Brief
Please pull out every line below that contains the string "SINGLET", treating uppercase and lowercase as different.

Provided data
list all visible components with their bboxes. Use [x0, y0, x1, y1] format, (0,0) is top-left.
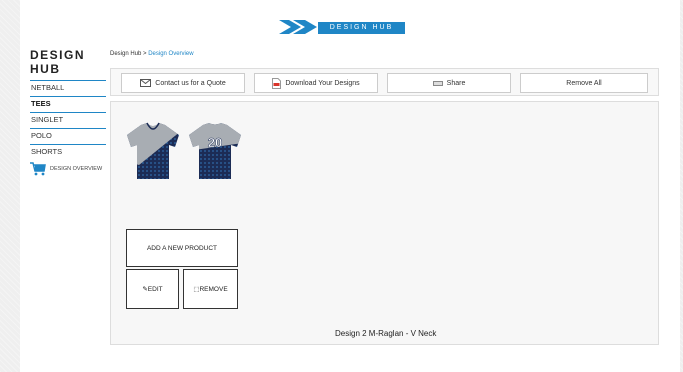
design-name: Design 2 M-Raglan - V Neck [335, 329, 437, 338]
share-label: Share [446, 79, 466, 87]
add-new-product-button[interactable]: ADD A NEW PRODUCT [126, 229, 238, 267]
sidebar: DESIGN HUB NETBALL TEES SINGLET POLO SHO… [30, 48, 106, 176]
logo-text: DESIGN HUB [318, 22, 405, 34]
toolbar: Contact us for a Quote Download Your Des… [110, 68, 659, 96]
design-hub-logo[interactable]: DESIGN HUB [279, 19, 405, 35]
contact-quote-label: Contact us for a Quote [155, 79, 226, 87]
breadcrumb-current: Design Overview [148, 51, 194, 57]
contact-quote-button[interactable]: Contact us for a Quote [121, 73, 245, 93]
share-button[interactable]: Share [387, 73, 511, 93]
share-icon [432, 80, 443, 86]
download-designs-label: Download Your Designs [285, 79, 360, 87]
x-logo-icon [279, 20, 317, 34]
sidebar-item-tees[interactable]: TEES [30, 96, 106, 112]
edit-button[interactable]: ✎EDIT [126, 269, 179, 309]
envelope-icon [140, 79, 152, 87]
sidebar-item-shorts[interactable]: SHORTS [30, 144, 106, 160]
shopping-cart-icon [30, 162, 46, 176]
sidebar-item-singlet[interactable]: SINGLET [30, 112, 106, 128]
sidebar-item-polo[interactable]: POLO [30, 128, 106, 144]
shirt-back-number: 20 [208, 135, 222, 150]
download-designs-button[interactable]: Download Your Designs [254, 73, 378, 93]
breadcrumb-root[interactable]: Design Hub [110, 51, 141, 57]
remove-button[interactable]: ⬚REMOVE [183, 269, 238, 309]
sidebar-item-design-overview[interactable]: DESIGN OVERVIEW [30, 162, 106, 176]
sidebar-title: DESIGN HUB [30, 48, 86, 76]
breadcrumb: Design Hub > Design Overview [110, 51, 194, 57]
remove-all-button[interactable]: Remove All [520, 73, 648, 93]
sidebar-item-netball[interactable]: NETBALL [30, 80, 106, 96]
pdf-icon [272, 77, 282, 89]
design-panel: 20 ADD A NEW PRODUCT ✎EDIT ⬚REMOVE Desig… [110, 101, 659, 345]
remove-all-label: Remove All [566, 79, 602, 87]
shirt-front-image[interactable] [125, 121, 181, 181]
shirt-back-image[interactable]: 20 [187, 121, 243, 181]
design-overview-label: DESIGN OVERVIEW [50, 166, 103, 172]
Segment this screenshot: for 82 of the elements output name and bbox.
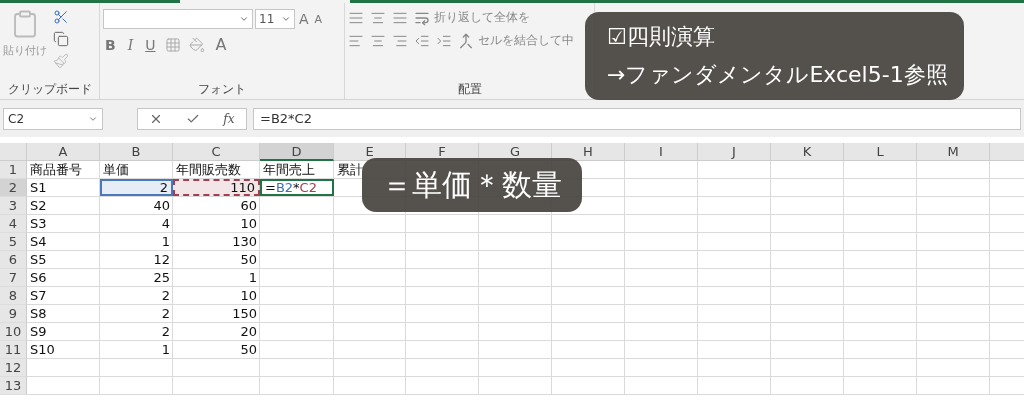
table-cell-text: 1 bbox=[160, 233, 171, 250]
table-cell-text: 1 bbox=[247, 269, 258, 286]
caption-line: →ファンダメンタルExcel5-1参照 bbox=[607, 61, 948, 89]
font-size-field[interactable]: 11 bbox=[255, 9, 295, 29]
insert-function-button[interactable]: fx bbox=[223, 111, 235, 126]
table-cell-text: 1 bbox=[160, 341, 171, 358]
table-cell: 110 bbox=[173, 179, 260, 196]
table-cell-text: 単価 bbox=[102, 161, 130, 178]
row-header[interactable]: 11 bbox=[0, 341, 27, 359]
row-header[interactable]: 8 bbox=[0, 287, 27, 305]
table-cell-text: 年間売上 bbox=[262, 161, 316, 178]
row-header[interactable]: 4 bbox=[0, 215, 27, 233]
table-cell-text: 2 bbox=[160, 323, 171, 340]
table-cell-text: 2 bbox=[160, 287, 171, 304]
group-label: クリップボード bbox=[7, 81, 92, 97]
column-header[interactable]: M bbox=[917, 143, 990, 161]
table-cell-text: S4 bbox=[29, 233, 48, 250]
column-header[interactable]: B bbox=[100, 143, 173, 161]
table-cell-text: 累計 bbox=[336, 161, 364, 178]
row-header[interactable]: 13 bbox=[0, 377, 27, 395]
column-header[interactable]: L bbox=[844, 143, 917, 161]
table-cell-text: 25 bbox=[152, 269, 171, 286]
table-cell-text: 50 bbox=[239, 341, 258, 358]
table-cell-text: S9 bbox=[29, 323, 48, 340]
grow-font-button[interactable]: A bbox=[297, 11, 311, 27]
table-cell-text: S2 bbox=[29, 197, 48, 214]
table-cell-text: S8 bbox=[29, 305, 48, 322]
font-name-field[interactable] bbox=[103, 9, 253, 29]
shrink-font-button[interactable]: A bbox=[312, 12, 325, 26]
table-cell-text: 商品番号 bbox=[29, 161, 83, 178]
row-header[interactable]: 5 bbox=[0, 233, 27, 251]
row-header[interactable]: 1 bbox=[0, 161, 27, 179]
table-cell-text: S1 bbox=[29, 179, 48, 196]
borders-icon[interactable] bbox=[165, 36, 182, 53]
group-label: 配置 bbox=[457, 81, 482, 97]
table-cell-text: S10 bbox=[29, 341, 56, 358]
font-color-button[interactable]: A bbox=[213, 35, 229, 54]
table-cell-text: 2 bbox=[160, 305, 171, 322]
row-header[interactable]: 9 bbox=[0, 305, 27, 323]
italic-button[interactable]: I bbox=[125, 36, 136, 53]
table-cell-text: 20 bbox=[239, 323, 258, 340]
row-header[interactable]: 6 bbox=[0, 251, 27, 269]
column-header[interactable]: D bbox=[260, 143, 334, 161]
table-cell-text: 10 bbox=[239, 215, 258, 232]
bold-button[interactable]: B bbox=[103, 36, 118, 53]
table-cell-text: S5 bbox=[29, 251, 48, 268]
underline-button[interactable]: U bbox=[143, 36, 158, 53]
table-cell-text: 40 bbox=[152, 197, 171, 214]
column-header[interactable]: H bbox=[552, 143, 625, 161]
table-cell-text: S6 bbox=[29, 269, 48, 286]
name-box[interactable]: C2 bbox=[3, 107, 103, 130]
row-header[interactable]: 3 bbox=[0, 197, 27, 215]
column-header[interactable]: C bbox=[173, 143, 260, 161]
column-header[interactable]: J bbox=[698, 143, 771, 161]
row-header[interactable]: 2 bbox=[0, 179, 27, 197]
column-header[interactable]: K bbox=[771, 143, 844, 161]
table-cell-text: 50 bbox=[239, 251, 258, 268]
row-header[interactable]: 12 bbox=[0, 359, 27, 377]
table-cell-text: 年間販売数 bbox=[175, 161, 242, 178]
table-cell-text: 60 bbox=[239, 197, 258, 214]
caption-line: ＝単価＊数量 bbox=[382, 166, 562, 204]
fill-color-icon[interactable] bbox=[189, 36, 206, 53]
row-header[interactable]: 7 bbox=[0, 269, 27, 287]
copy-icon[interactable] bbox=[53, 31, 69, 47]
merge-icon bbox=[458, 32, 474, 49]
table-cell: 2 bbox=[100, 179, 173, 196]
table-cell-text: 10 bbox=[239, 287, 258, 304]
group-label: フォント bbox=[198, 81, 246, 97]
column-header[interactable]: A bbox=[27, 143, 100, 161]
table-cell-text: 150 bbox=[231, 305, 258, 322]
column-header[interactable]: I bbox=[625, 143, 698, 161]
caption-line: ☑四則演算 bbox=[607, 23, 715, 51]
table-cell-text: 130 bbox=[231, 233, 258, 250]
formula-cell: =B2*C2 bbox=[260, 179, 334, 196]
table-cell-text: S7 bbox=[29, 287, 48, 304]
table-cell-text: 4 bbox=[160, 215, 171, 232]
table-cell-text: 12 bbox=[152, 251, 171, 268]
formula-field[interactable]: =B2*C2 bbox=[253, 107, 1021, 130]
cut-icon[interactable] bbox=[53, 9, 69, 25]
format-painter-icon[interactable] bbox=[53, 53, 69, 69]
row-header[interactable]: 10 bbox=[0, 323, 27, 341]
table-cell-text: S3 bbox=[29, 215, 48, 232]
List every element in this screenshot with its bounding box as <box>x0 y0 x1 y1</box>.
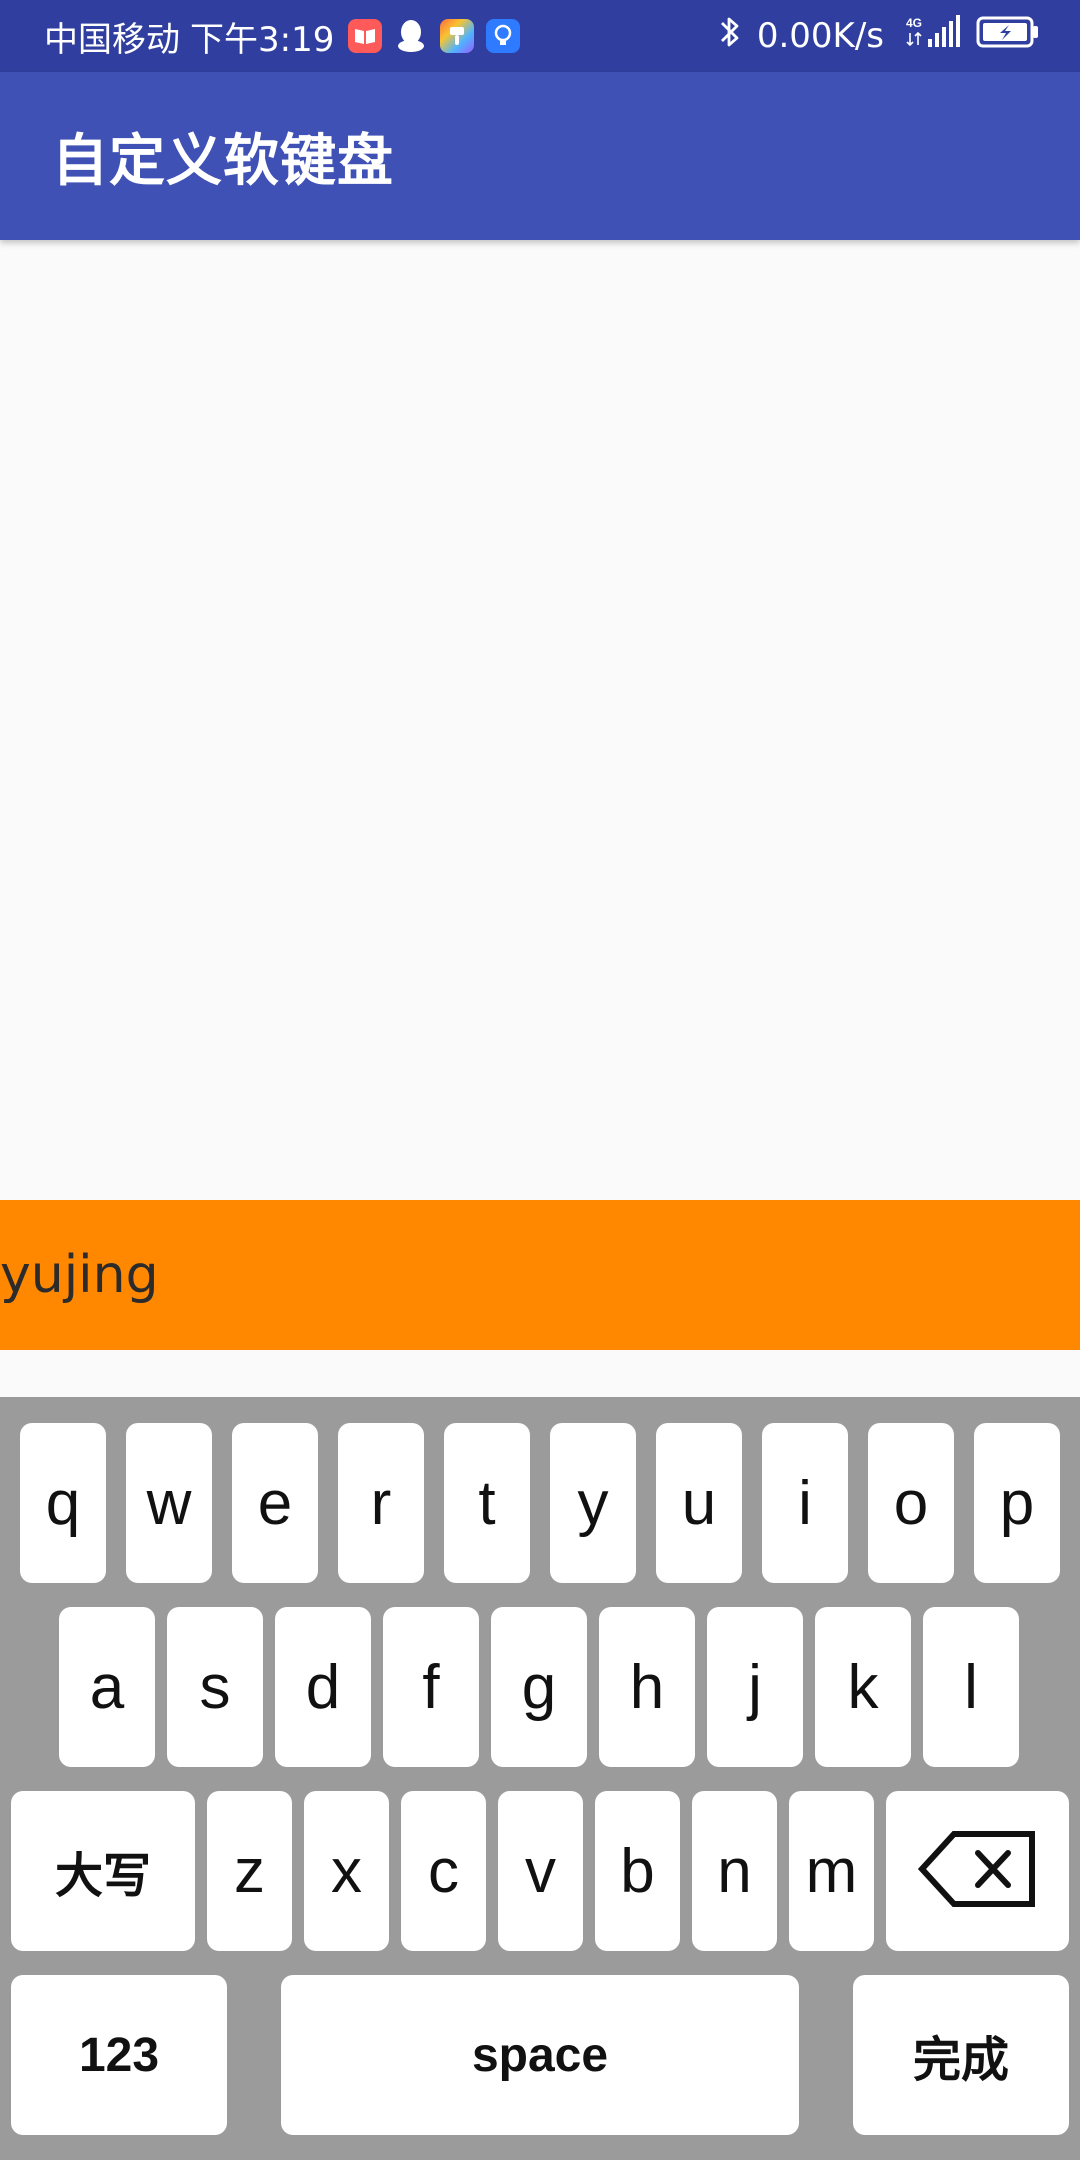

Answer to the task
sidebar: DESIGN HUB NETBALL TEES SINGLET POLO SHO… [30, 48, 106, 176]
sidebar-item-singlet[interactable]: SINGLET [30, 112, 106, 128]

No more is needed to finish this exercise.